- [SOURCE PASSAGE]
· · · · · · ·
Note: When I initially contacted the courthouse reps in charge of the " official" approved Press seating list, it was suggested to me that despite the fact that I might appear to fit the technical designation as a member of the press as defined by the Connecticut Judicial branch ie " a person or entity involved in the gathering of and disseminating of news" As a owner and author of a Blog, adding me would be like opening a Pandora's box of sort for all Blog owners who wish to attend with a Press pass. Needless to say, it wasnt going to happen.

From a practical standpoint, the rep politely suggested that I'd be more likely to get a seat as a member of the public anyway, considering there were substantially more seats reserved for the public than the press.

The first three rows behind the defense row of seating were to be the 25 first come first serve seating for the approved Press. However on opening day, it had become somewhat of of free for all in court room 6A, with press members spilling over into the seats reserved for the public.The fourth row is where I ultimately resided on Tuesday. In a seat technically reserved for the public but in actuality flanked by members of the press(which was fine by me) I sat with an over the shoulder view of a remarkably swift court room artist who was hastily capturing images of witnesses as they came and went throughout the days proceedings.

I sat on the hard wooden bench and was glad for my "spot" albeit a half a real persons spot, although at 5 3 and 115 lbs, I couldnt help but wonder if a larger person would have made it in at all. A few minutes of quiet murmurings and a rather Joltinhg "Court is in session, Judge Blue presiding "All Rise!" barked by
the baliff.
· · · · · · ·
- [EXCERPTED RECORDS]
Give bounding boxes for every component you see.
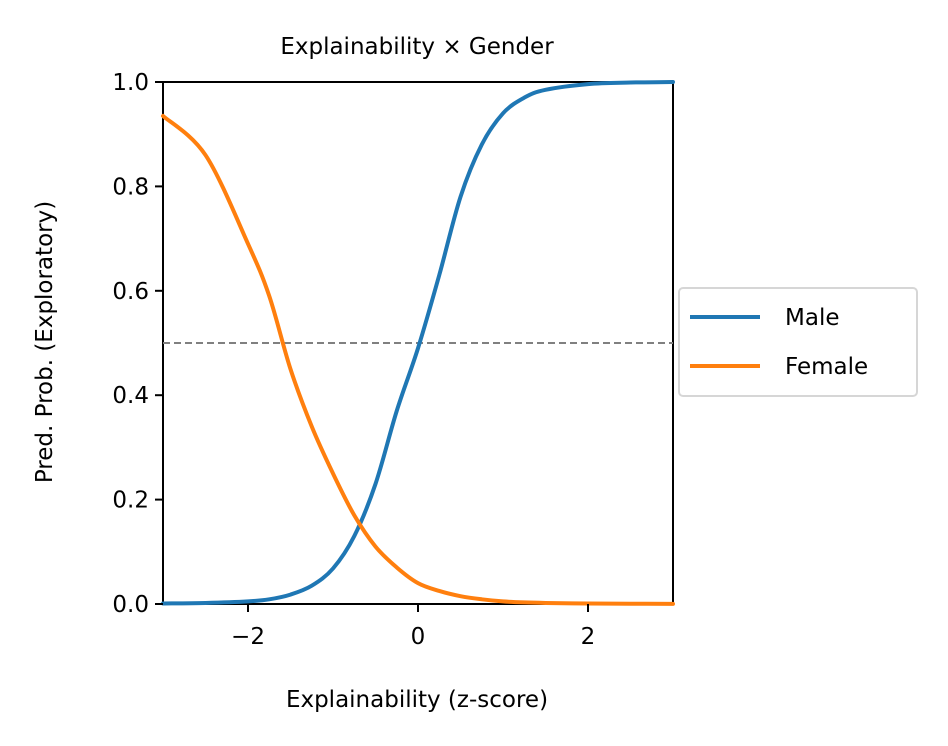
y-tick-label: 0.0 [112, 592, 149, 618]
chart-title: Explainability × Gender [280, 34, 554, 60]
series-line-female [161, 113, 675, 606]
y-axis-label: Pred. Prob. (Exploratory) [32, 201, 58, 483]
x-axis-label: Explainability (z-score) [286, 687, 548, 713]
y-tick-label: 0.4 [112, 383, 149, 409]
x-tick-label: 0 [411, 624, 426, 650]
legend-label-male: Male [785, 305, 839, 331]
legend-label-female: Female [785, 354, 868, 380]
x-tick-label: −2 [231, 624, 265, 650]
y-tick-label: 0.6 [112, 279, 149, 305]
legend: Male Female [678, 287, 918, 397]
y-tick-label: 0.2 [112, 488, 149, 514]
y-tick-label: 0.8 [112, 174, 149, 200]
series-line-male [161, 80, 675, 606]
plot-area: −2 0 2 0.0 0.2 0.4 0.6 0.8 1.0 [112, 70, 675, 650]
x-tick-label: 2 [581, 624, 596, 650]
y-tick-label: 1.0 [112, 70, 149, 96]
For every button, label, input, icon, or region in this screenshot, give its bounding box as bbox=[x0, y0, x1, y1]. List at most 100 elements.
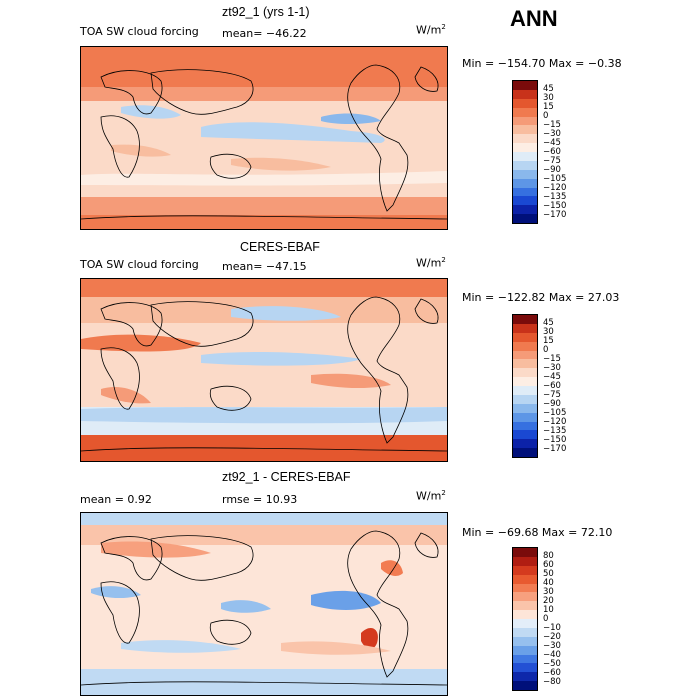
· · · · · · ·
- [EXERCISES TO COMPLETE]
**1.** In the courtroom account, how would you translate "The fourth row is where I ultimately resided on Tuesday." into Spanish?
**2.** Which people or groups does the courtroom account show as present inside court room 6A? List them all.
**3.** Answer these from the courtroom account:
(a) How many first come first serve seats were set aside for the approved Press?
(b) What weight does the narrator give?
(c) Who barked "All Rise!"?

- [ANSWERS TO THE EXERCISE]
**1.** La cuarta fila fue donde finalmente me quedé el martes.

**2.**
- Press members
- The narrator
- The court room artist
- Witnesses
- Judge Blue
- The bailiff

**3.**
(a) 25
(b) 115 lbs
(c) The bailiff